BEGIN Data for the task

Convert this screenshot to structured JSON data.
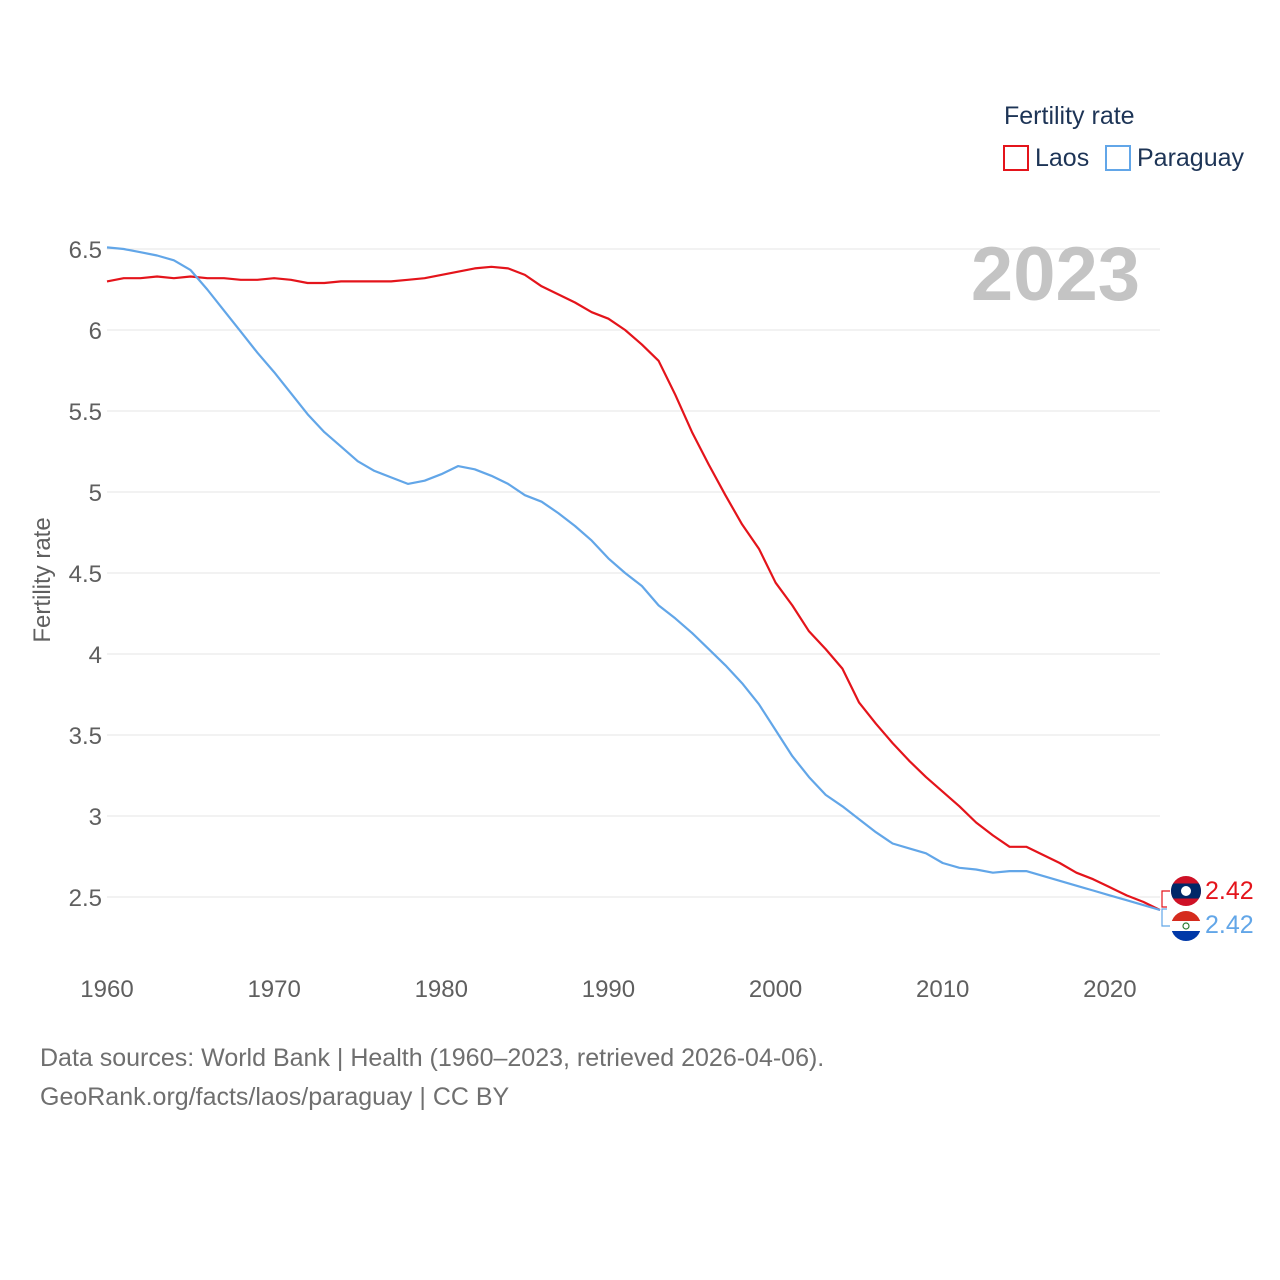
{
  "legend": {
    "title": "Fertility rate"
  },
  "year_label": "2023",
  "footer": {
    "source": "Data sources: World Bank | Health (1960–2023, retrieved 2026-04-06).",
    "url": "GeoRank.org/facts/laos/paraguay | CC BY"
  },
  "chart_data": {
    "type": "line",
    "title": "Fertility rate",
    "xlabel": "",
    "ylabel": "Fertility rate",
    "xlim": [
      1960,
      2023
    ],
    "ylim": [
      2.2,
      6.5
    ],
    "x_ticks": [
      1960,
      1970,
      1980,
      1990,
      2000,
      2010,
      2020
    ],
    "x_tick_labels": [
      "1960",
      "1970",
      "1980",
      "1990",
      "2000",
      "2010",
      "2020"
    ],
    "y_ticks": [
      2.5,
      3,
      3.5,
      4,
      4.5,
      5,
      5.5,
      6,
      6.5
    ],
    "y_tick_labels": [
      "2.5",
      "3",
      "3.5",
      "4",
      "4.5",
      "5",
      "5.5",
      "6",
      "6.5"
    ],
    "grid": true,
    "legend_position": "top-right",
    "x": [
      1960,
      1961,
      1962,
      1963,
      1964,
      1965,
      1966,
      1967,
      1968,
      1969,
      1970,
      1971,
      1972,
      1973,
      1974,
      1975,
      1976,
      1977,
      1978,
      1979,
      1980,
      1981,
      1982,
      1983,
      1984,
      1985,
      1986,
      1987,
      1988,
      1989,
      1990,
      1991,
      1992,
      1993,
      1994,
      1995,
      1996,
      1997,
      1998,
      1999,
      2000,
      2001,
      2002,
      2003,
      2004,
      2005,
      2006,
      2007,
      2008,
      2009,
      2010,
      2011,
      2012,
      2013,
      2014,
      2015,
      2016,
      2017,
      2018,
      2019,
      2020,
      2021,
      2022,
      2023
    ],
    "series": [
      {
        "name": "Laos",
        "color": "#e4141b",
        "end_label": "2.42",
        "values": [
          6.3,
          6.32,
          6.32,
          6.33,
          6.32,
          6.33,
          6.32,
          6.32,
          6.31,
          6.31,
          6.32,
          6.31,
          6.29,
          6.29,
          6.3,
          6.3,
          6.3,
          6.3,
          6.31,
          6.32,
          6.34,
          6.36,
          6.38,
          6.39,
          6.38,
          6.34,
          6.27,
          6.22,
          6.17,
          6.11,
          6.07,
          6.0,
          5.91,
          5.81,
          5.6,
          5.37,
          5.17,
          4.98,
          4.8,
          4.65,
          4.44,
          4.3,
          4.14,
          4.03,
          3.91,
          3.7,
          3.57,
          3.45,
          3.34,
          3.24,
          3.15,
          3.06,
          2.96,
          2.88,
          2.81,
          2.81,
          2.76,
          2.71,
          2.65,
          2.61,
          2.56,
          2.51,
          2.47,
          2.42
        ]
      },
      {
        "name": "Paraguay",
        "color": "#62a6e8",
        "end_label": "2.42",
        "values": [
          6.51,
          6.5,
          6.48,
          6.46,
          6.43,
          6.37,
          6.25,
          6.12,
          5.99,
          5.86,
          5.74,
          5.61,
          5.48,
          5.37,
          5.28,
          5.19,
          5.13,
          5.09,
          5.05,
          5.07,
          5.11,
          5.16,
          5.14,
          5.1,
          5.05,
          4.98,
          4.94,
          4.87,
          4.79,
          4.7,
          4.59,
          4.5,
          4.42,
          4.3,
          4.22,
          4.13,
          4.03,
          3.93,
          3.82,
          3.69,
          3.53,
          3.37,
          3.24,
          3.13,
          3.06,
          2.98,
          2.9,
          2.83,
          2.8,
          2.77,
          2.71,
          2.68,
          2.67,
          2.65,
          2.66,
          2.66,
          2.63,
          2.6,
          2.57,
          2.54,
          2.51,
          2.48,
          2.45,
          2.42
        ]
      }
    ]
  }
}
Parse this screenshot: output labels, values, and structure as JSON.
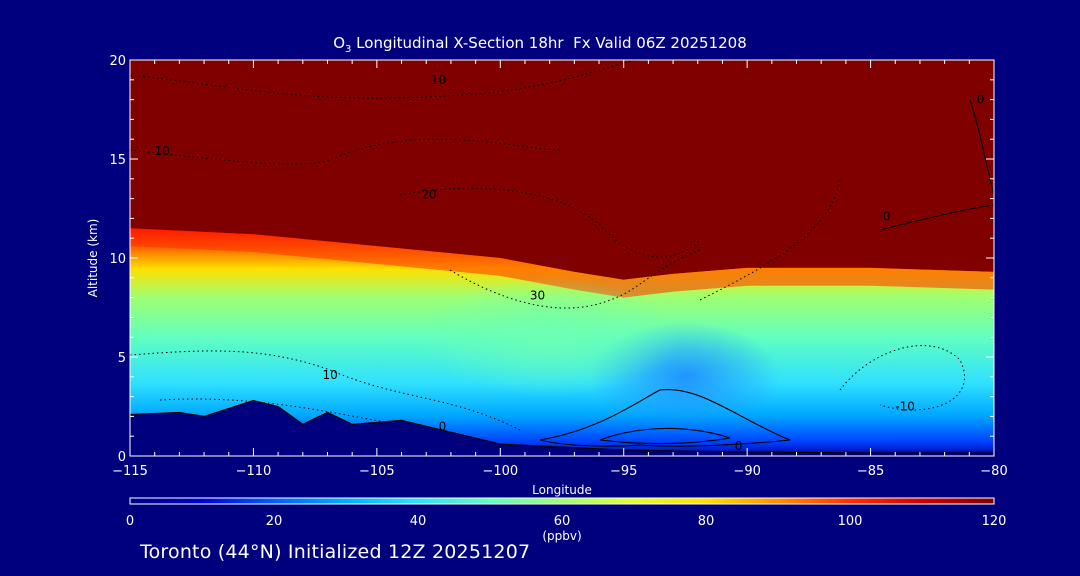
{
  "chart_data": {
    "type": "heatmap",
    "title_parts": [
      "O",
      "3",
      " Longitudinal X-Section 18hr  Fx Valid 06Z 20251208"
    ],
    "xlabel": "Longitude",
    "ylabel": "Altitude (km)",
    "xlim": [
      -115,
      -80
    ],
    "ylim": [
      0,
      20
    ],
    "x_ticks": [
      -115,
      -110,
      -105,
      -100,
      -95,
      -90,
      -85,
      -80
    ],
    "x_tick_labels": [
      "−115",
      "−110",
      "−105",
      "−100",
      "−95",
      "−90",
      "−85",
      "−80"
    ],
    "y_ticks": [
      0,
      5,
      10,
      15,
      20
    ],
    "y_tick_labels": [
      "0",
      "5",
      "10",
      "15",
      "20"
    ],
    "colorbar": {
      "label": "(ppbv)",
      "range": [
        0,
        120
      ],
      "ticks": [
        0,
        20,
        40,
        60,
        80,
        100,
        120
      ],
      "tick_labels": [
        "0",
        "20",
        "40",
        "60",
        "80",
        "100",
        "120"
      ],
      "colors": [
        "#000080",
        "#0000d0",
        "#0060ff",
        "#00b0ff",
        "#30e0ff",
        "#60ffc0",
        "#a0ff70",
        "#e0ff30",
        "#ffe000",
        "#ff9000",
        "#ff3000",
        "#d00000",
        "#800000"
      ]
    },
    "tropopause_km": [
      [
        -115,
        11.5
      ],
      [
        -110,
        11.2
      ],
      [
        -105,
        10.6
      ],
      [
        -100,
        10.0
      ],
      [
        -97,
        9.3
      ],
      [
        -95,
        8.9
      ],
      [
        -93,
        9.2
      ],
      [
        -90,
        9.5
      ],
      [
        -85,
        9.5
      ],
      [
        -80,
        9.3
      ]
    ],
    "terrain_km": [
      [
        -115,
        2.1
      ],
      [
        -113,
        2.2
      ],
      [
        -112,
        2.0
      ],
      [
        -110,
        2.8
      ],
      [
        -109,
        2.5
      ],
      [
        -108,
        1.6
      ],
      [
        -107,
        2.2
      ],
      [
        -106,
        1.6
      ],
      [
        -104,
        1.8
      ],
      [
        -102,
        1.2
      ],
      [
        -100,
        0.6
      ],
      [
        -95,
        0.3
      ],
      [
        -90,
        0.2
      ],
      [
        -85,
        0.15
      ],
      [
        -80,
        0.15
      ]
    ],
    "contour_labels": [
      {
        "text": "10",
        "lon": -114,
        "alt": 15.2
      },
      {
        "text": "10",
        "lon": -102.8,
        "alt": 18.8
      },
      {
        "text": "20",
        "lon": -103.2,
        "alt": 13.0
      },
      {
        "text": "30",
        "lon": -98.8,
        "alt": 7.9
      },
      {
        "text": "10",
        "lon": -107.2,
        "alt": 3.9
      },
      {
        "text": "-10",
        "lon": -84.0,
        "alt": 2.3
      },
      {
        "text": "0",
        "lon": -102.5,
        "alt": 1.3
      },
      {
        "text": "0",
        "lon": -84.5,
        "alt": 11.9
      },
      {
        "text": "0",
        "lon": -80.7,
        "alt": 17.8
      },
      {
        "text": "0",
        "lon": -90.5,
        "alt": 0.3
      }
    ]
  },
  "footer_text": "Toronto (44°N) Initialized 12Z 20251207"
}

END Data for the task

= What you are asked to do =
Without the pictures, copy the material exactly as given.

= Answer in full =
Convert this screenshot to structured JSON data.
{
  "legend": {
    "title": "Fertility rate"
  },
  "year_label": "2023",
  "footer": {
    "source": "Data sources: World Bank | Health (1960–2023, retrieved 2026-04-06).",
    "url": "GeoRank.org/facts/laos/paraguay | CC BY"
  },
  "chart_data": {
    "type": "line",
    "title": "Fertility rate",
    "xlabel": "",
    "ylabel": "Fertility rate",
    "xlim": [
      1960,
      2023
    ],
    "ylim": [
      2.2,
      6.5
    ],
    "x_ticks": [
      1960,
      1970,
      1980,
      1990,
      2000,
      2010,
      2020
    ],
    "x_tick_labels": [
      "1960",
      "1970",
      "1980",
      "1990",
      "2000",
      "2010",
      "2020"
    ],
    "y_ticks": [
      2.5,
      3,
      3.5,
      4,
      4.5,
      5,
      5.5,
      6,
      6.5
    ],
    "y_tick_labels": [
      "2.5",
      "3",
      "3.5",
      "4",
      "4.5",
      "5",
      "5.5",
      "6",
      "6.5"
    ],
    "grid": true,
    "legend_position": "top-right",
    "x": [
      1960,
      1961,
      1962,
      1963,
      1964,
      1965,
      1966,
      1967,
      1968,
      1969,
      1970,
      1971,
      1972,
      1973,
      1974,
      1975,
      1976,
      1977,
      1978,
      1979,
      1980,
      1981,
      1982,
      1983,
      1984,
      1985,
      1986,
      1987,
      1988,
      1989,
      1990,
      1991,
      1992,
      1993,
      1994,
      1995,
      1996,
      1997,
      1998,
      1999,
      2000,
      2001,
      2002,
      2003,
      2004,
      2005,
      2006,
      2007,
      2008,
      2009,
      2010,
      2011,
      2012,
      2013,
      2014,
      2015,
      2016,
      2017,
      2018,
      2019,
      2020,
      2021,
      2022,
      2023
    ],
    "series": [
      {
        "name": "Laos",
        "color": "#e4141b",
        "end_label": "2.42",
        "values": [
          6.3,
          6.32,
          6.32,
          6.33,
          6.32,
          6.33,
          6.32,
          6.32,
          6.31,
          6.31,
          6.32,
          6.31,
          6.29,
          6.29,
          6.3,
          6.3,
          6.3,
          6.3,
          6.31,
          6.32,
          6.34,
          6.36,
          6.38,
          6.39,
          6.38,
          6.34,
          6.27,
          6.22,
          6.17,
          6.11,
          6.07,
          6.0,
          5.91,
          5.81,
          5.6,
          5.37,
          5.17,
          4.98,
          4.8,
          4.65,
          4.44,
          4.3,
          4.14,
          4.03,
          3.91,
          3.7,
          3.57,
          3.45,
          3.34,
          3.24,
          3.15,
          3.06,
          2.96,
          2.88,
          2.81,
          2.81,
          2.76,
          2.71,
          2.65,
          2.61,
          2.56,
          2.51,
          2.47,
          2.42
        ]
      },
      {
        "name": "Paraguay",
        "color": "#62a6e8",
        "end_label": "2.42",
        "values": [
          6.51,
          6.5,
          6.48,
          6.46,
          6.43,
          6.37,
          6.25,
          6.12,
          5.99,
          5.86,
          5.74,
          5.61,
          5.48,
          5.37,
          5.28,
          5.19,
          5.13,
          5.09,
          5.05,
          5.07,
          5.11,
          5.16,
          5.14,
          5.1,
          5.05,
          4.98,
          4.94,
          4.87,
          4.79,
          4.7,
          4.59,
          4.5,
          4.42,
          4.3,
          4.22,
          4.13,
          4.03,
          3.93,
          3.82,
          3.69,
          3.53,
          3.37,
          3.24,
          3.13,
          3.06,
          2.98,
          2.9,
          2.83,
          2.8,
          2.77,
          2.71,
          2.68,
          2.67,
          2.65,
          2.66,
          2.66,
          2.63,
          2.6,
          2.57,
          2.54,
          2.51,
          2.48,
          2.45,
          2.42
        ]
      }
    ]
  }
}
Parse this screenshot: output labels, values, and structure as JSON.
{
  "chart_data": {
    "type": "heatmap",
    "title_parts": [
      "O",
      "3",
      " Longitudinal X-Section 18hr  Fx Valid 06Z 20251208"
    ],
    "xlabel": "Longitude",
    "ylabel": "Altitude (km)",
    "xlim": [
      -115,
      -80
    ],
    "ylim": [
      0,
      20
    ],
    "x_ticks": [
      -115,
      -110,
      -105,
      -100,
      -95,
      -90,
      -85,
      -80
    ],
    "x_tick_labels": [
      "−115",
      "−110",
      "−105",
      "−100",
      "−95",
      "−90",
      "−85",
      "−80"
    ],
    "y_ticks": [
      0,
      5,
      10,
      15,
      20
    ],
    "y_tick_labels": [
      "0",
      "5",
      "10",
      "15",
      "20"
    ],
    "colorbar": {
      "label": "(ppbv)",
      "range": [
        0,
        120
      ],
      "ticks": [
        0,
        20,
        40,
        60,
        80,
        100,
        120
      ],
      "tick_labels": [
        "0",
        "20",
        "40",
        "60",
        "80",
        "100",
        "120"
      ],
      "colors": [
        "#000080",
        "#0000d0",
        "#0060ff",
        "#00b0ff",
        "#30e0ff",
        "#60ffc0",
        "#a0ff70",
        "#e0ff30",
        "#ffe000",
        "#ff9000",
        "#ff3000",
        "#d00000",
        "#800000"
      ]
    },
    "tropopause_km": [
      [
        -115,
        11.5
      ],
      [
        -110,
        11.2
      ],
      [
        -105,
        10.6
      ],
      [
        -100,
        10.0
      ],
      [
        -97,
        9.3
      ],
      [
        -95,
        8.9
      ],
      [
        -93,
        9.2
      ],
      [
        -90,
        9.5
      ],
      [
        -85,
        9.5
      ],
      [
        -80,
        9.3
      ]
    ],
    "terrain_km": [
      [
        -115,
        2.1
      ],
      [
        -113,
        2.2
      ],
      [
        -112,
        2.0
      ],
      [
        -110,
        2.8
      ],
      [
        -109,
        2.5
      ],
      [
        -108,
        1.6
      ],
      [
        -107,
        2.2
      ],
      [
        -106,
        1.6
      ],
      [
        -104,
        1.8
      ],
      [
        -102,
        1.2
      ],
      [
        -100,
        0.6
      ],
      [
        -95,
        0.3
      ],
      [
        -90,
        0.2
      ],
      [
        -85,
        0.15
      ],
      [
        -80,
        0.15
      ]
    ],
    "contour_labels": [
      {
        "text": "10",
        "lon": -114,
        "alt": 15.2
      },
      {
        "text": "10",
        "lon": -102.8,
        "alt": 18.8
      },
      {
        "text": "20",
        "lon": -103.2,
        "alt": 13.0
      },
      {
        "text": "30",
        "lon": -98.8,
        "alt": 7.9
      },
      {
        "text": "10",
        "lon": -107.2,
        "alt": 3.9
      },
      {
        "text": "-10",
        "lon": -84.0,
        "alt": 2.3
      },
      {
        "text": "0",
        "lon": -102.5,
        "alt": 1.3
      },
      {
        "text": "0",
        "lon": -84.5,
        "alt": 11.9
      },
      {
        "text": "0",
        "lon": -80.7,
        "alt": 17.8
      },
      {
        "text": "0",
        "lon": -90.5,
        "alt": 0.3
      }
    ]
  },
  "footer_text": "Toronto (44°N) Initialized 12Z 20251207"
}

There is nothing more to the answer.